** Begin **
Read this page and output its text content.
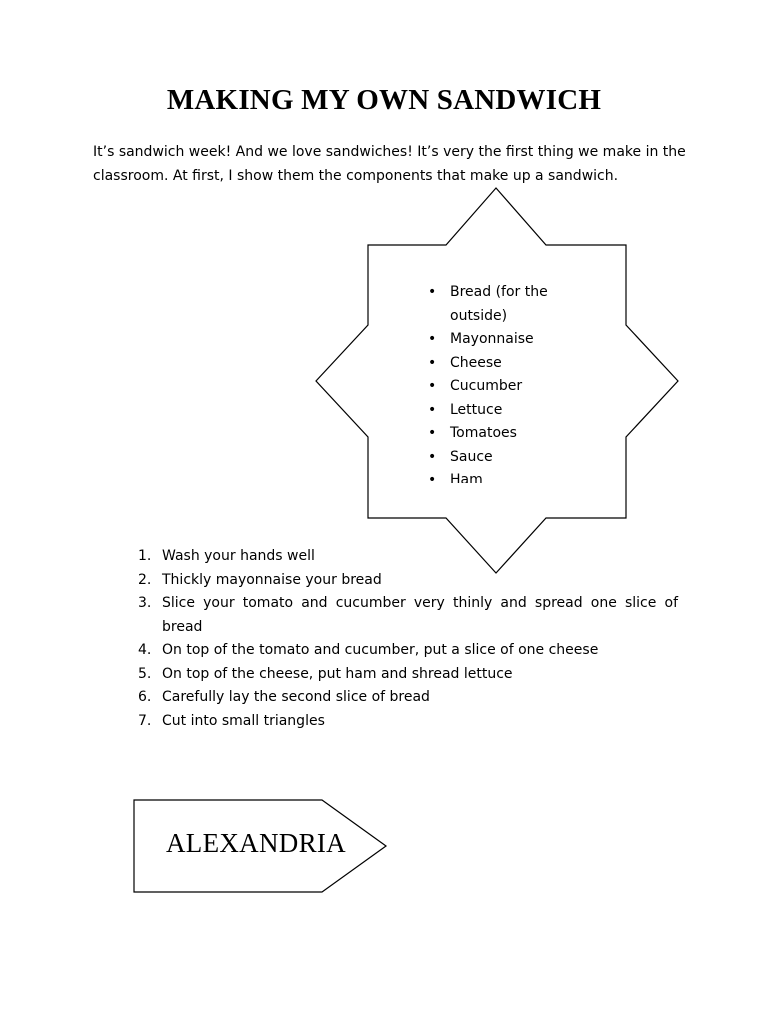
MAKING MY OWN SANDWICH

It’s sandwich week! And we love sandwiches! It’s very the first thing we make in the classroom. At first, I show them the components that make up a sandwich.

• Bread (for the outside)
• Mayonnaise
• Cheese
• Cucumber
• Lettuce
• Tomatoes
• Sauce
• Ham
1. Wash your hands well
2. Thickly mayonnaise your bread
3. Slice your tomato and cucumber very thinly and spread one slice of bread
4. On top of the tomato and cucumber, put a slice of one cheese
5. On top of the cheese, put ham and shread lettuce
6. Carefully lay the second slice of bread
7. Cut into small triangles
ALEXANDRIA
** End **
- STATED TASK -
All of the data above should be quoted exactly, except for the pictures.

- RESULT -
Read this page and output its text content.
MAKING MY OWN SANDWICH

It’s sandwich week! And we love sandwiches! It’s very the first thing we make in the classroom. At first, I show them the components that make up a sandwich.

• Bread (for the outside)
• Mayonnaise
• Cheese
• Cucumber
• Lettuce
• Tomatoes
• Sauce
• Ham
1. Wash your hands well
2. Thickly mayonnaise your bread
3. Slice your tomato and cucumber very thinly and spread one slice of bread
4. On top of the tomato and cucumber, put a slice of one cheese
5. On top of the cheese, put ham and shread lettuce
6. Carefully lay the second slice of bread
7. Cut into small triangles
ALEXANDRIA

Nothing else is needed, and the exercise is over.